### [Collected data]
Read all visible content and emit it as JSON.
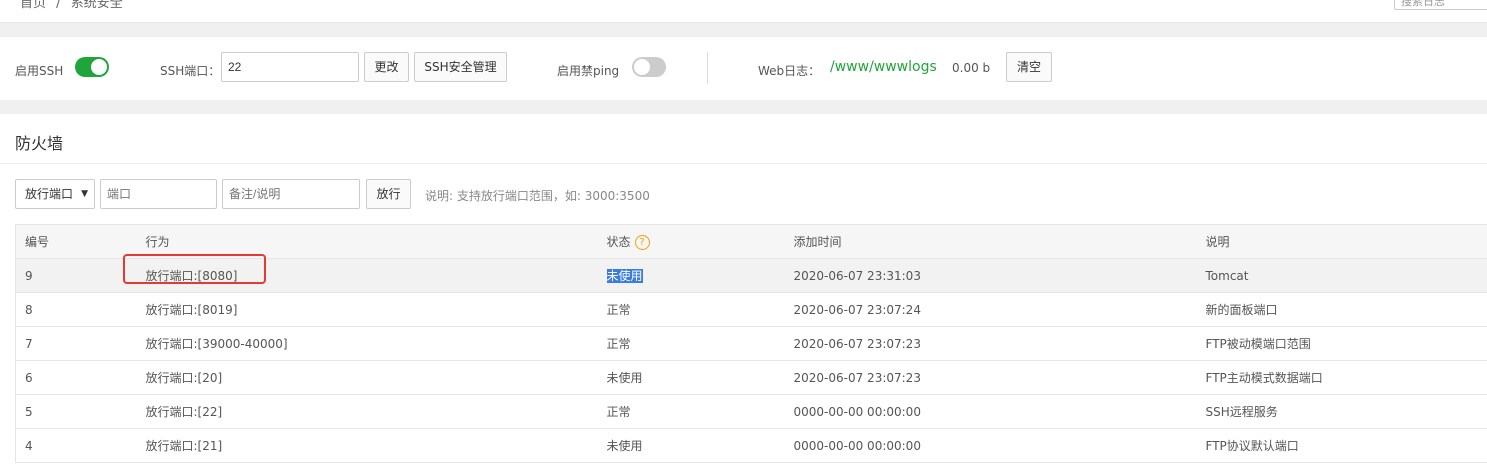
{
  "topbar": {
    "breadcrumb_home": "首页",
    "breadcrumb_sep": "/",
    "breadcrumb_current": "系统安全",
    "search_placeholder": "搜索日志"
  },
  "settings": {
    "ssh_label": "启用SSH",
    "ssh_enabled": true,
    "ssh_port_label": "SSH端口：",
    "ssh_port_value": "22",
    "change_button": "更改",
    "ssh_manage_button": "SSH安全管理",
    "ping_label": "启用禁ping",
    "ping_enabled": false,
    "web_log_label": "Web日志：",
    "web_log_path": "/www/wwwlogs",
    "web_log_size": "0.00 b",
    "clear_button": "清空"
  },
  "firewall": {
    "title": "防火墙",
    "type_select": "放行端口",
    "port_placeholder": "端口",
    "note_placeholder": "备注/说明",
    "allow_button": "放行",
    "hint": "说明: 支持放行端口范围，如: 3000:3500",
    "columns": [
      "编号",
      "行为",
      "状态",
      "添加时间",
      "说明"
    ],
    "status_help_icon": "question-icon",
    "rows": [
      {
        "id": "9",
        "action": "放行端口:[8080]",
        "status": "未使用",
        "time": "2020-06-07 23:31:03",
        "note": "Tomcat"
      },
      {
        "id": "8",
        "action": "放行端口:[8019]",
        "status": "正常",
        "time": "2020-06-07 23:07:24",
        "note": "新的面板端口"
      },
      {
        "id": "7",
        "action": "放行端口:[39000-40000]",
        "status": "正常",
        "time": "2020-06-07 23:07:23",
        "note": "FTP被动模端口范围"
      },
      {
        "id": "6",
        "action": "放行端口:[20]",
        "status": "未使用",
        "time": "2020-06-07 23:07:23",
        "note": "FTP主动模式数据端口"
      },
      {
        "id": "5",
        "action": "放行端口:[22]",
        "status": "正常",
        "time": "0000-00-00 00:00:00",
        "note": "SSH远程服务"
      },
      {
        "id": "4",
        "action": "放行端口:[21]",
        "status": "未使用",
        "time": "0000-00-00 00:00:00",
        "note": "FTP协议默认端口"
      }
    ]
  },
  "colors": {
    "accent_green": "#20a53a",
    "highlight_red": "#e53935",
    "help_orange": "#f0a000"
  }
}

### [Direction]
Reproduce the material above in full and without alteration, but skip all pictures.

### [Written answer]
Read all visible content and emit it as JSON.
{
  "topbar": {
    "breadcrumb_home": "首页",
    "breadcrumb_sep": "/",
    "breadcrumb_current": "系统安全",
    "search_placeholder": "搜索日志"
  },
  "settings": {
    "ssh_label": "启用SSH",
    "ssh_enabled": true,
    "ssh_port_label": "SSH端口：",
    "ssh_port_value": "22",
    "change_button": "更改",
    "ssh_manage_button": "SSH安全管理",
    "ping_label": "启用禁ping",
    "ping_enabled": false,
    "web_log_label": "Web日志：",
    "web_log_path": "/www/wwwlogs",
    "web_log_size": "0.00 b",
    "clear_button": "清空"
  },
  "firewall": {
    "title": "防火墙",
    "type_select": "放行端口",
    "port_placeholder": "端口",
    "note_placeholder": "备注/说明",
    "allow_button": "放行",
    "hint": "说明: 支持放行端口范围，如: 3000:3500",
    "columns": [
      "编号",
      "行为",
      "状态",
      "添加时间",
      "说明"
    ],
    "status_help_icon": "question-icon",
    "rows": [
      {
        "id": "9",
        "action": "放行端口:[8080]",
        "status": "未使用",
        "time": "2020-06-07 23:31:03",
        "note": "Tomcat"
      },
      {
        "id": "8",
        "action": "放行端口:[8019]",
        "status": "正常",
        "time": "2020-06-07 23:07:24",
        "note": "新的面板端口"
      },
      {
        "id": "7",
        "action": "放行端口:[39000-40000]",
        "status": "正常",
        "time": "2020-06-07 23:07:23",
        "note": "FTP被动模端口范围"
      },
      {
        "id": "6",
        "action": "放行端口:[20]",
        "status": "未使用",
        "time": "2020-06-07 23:07:23",
        "note": "FTP主动模式数据端口"
      },
      {
        "id": "5",
        "action": "放行端口:[22]",
        "status": "正常",
        "time": "0000-00-00 00:00:00",
        "note": "SSH远程服务"
      },
      {
        "id": "4",
        "action": "放行端口:[21]",
        "status": "未使用",
        "time": "0000-00-00 00:00:00",
        "note": "FTP协议默认端口"
      }
    ]
  },
  "colors": {
    "accent_green": "#20a53a",
    "highlight_red": "#e53935",
    "help_orange": "#f0a000"
  }
}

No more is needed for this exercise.